>>
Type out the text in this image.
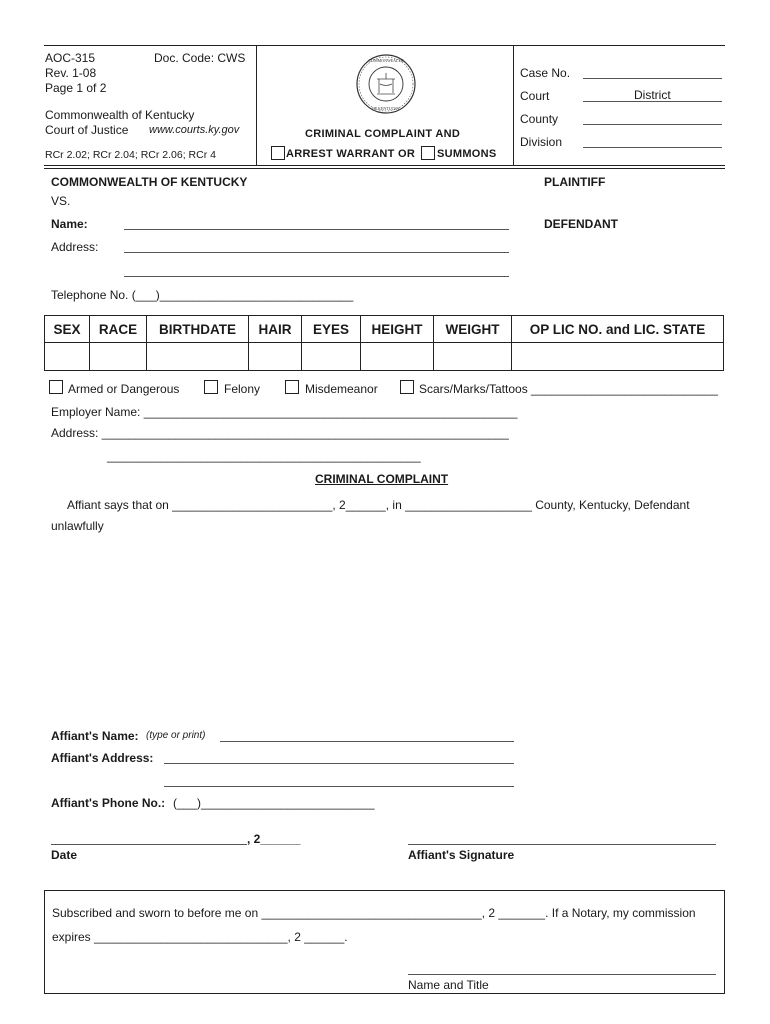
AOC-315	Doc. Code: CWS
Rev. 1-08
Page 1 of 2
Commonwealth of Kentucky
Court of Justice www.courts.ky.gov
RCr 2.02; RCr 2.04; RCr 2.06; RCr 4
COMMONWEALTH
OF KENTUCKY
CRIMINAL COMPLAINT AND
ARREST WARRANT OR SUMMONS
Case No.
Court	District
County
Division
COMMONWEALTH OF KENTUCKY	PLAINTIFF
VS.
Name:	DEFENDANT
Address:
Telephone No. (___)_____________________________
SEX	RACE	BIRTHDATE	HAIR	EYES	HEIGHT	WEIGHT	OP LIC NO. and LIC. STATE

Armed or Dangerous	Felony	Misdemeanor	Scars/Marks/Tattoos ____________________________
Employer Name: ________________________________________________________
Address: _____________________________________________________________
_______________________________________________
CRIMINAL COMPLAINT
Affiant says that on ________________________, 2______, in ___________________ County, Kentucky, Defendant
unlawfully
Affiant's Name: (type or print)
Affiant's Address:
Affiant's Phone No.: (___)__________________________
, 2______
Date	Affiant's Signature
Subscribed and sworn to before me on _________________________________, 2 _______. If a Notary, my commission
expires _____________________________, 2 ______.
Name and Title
<<
>>
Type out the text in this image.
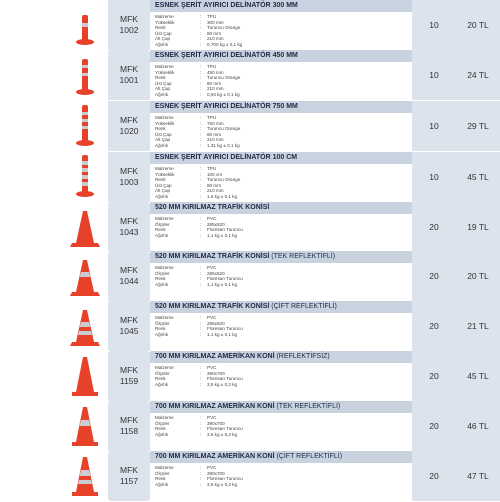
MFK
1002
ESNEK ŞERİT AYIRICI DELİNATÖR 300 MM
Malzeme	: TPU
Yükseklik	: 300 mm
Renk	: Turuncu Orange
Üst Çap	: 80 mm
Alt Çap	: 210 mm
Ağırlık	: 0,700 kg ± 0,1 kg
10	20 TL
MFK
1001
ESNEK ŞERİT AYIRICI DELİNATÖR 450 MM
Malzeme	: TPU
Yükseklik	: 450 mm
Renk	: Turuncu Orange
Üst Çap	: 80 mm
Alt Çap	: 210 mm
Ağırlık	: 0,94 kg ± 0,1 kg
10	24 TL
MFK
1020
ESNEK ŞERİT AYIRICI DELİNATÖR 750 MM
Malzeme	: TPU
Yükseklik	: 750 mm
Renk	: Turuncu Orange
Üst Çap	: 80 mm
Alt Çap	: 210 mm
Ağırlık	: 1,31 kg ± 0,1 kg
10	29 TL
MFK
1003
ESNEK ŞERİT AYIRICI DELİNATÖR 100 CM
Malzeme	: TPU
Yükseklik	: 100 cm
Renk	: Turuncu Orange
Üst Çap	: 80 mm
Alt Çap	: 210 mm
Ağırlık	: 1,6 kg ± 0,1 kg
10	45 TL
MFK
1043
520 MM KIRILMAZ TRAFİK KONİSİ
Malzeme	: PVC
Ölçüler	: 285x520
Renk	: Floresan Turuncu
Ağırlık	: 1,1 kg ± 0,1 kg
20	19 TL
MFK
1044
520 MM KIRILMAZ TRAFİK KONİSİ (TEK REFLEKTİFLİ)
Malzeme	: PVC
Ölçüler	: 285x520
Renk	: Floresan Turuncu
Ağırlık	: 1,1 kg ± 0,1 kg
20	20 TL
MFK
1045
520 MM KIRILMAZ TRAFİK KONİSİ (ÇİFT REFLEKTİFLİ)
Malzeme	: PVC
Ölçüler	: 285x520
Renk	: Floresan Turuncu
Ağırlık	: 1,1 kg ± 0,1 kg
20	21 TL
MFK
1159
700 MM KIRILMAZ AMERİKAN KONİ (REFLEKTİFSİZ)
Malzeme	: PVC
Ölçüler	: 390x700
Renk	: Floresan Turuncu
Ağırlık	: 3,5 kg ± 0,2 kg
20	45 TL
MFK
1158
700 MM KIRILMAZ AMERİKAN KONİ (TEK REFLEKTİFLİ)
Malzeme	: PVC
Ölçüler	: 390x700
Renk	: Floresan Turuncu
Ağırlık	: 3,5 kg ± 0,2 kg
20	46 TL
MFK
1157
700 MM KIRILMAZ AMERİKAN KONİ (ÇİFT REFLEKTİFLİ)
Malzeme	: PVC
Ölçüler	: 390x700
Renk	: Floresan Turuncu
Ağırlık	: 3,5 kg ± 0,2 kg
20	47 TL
<<
What to work on -
Count each line of the entries that holds the word "County", then state the total and nothing more.

The result -
2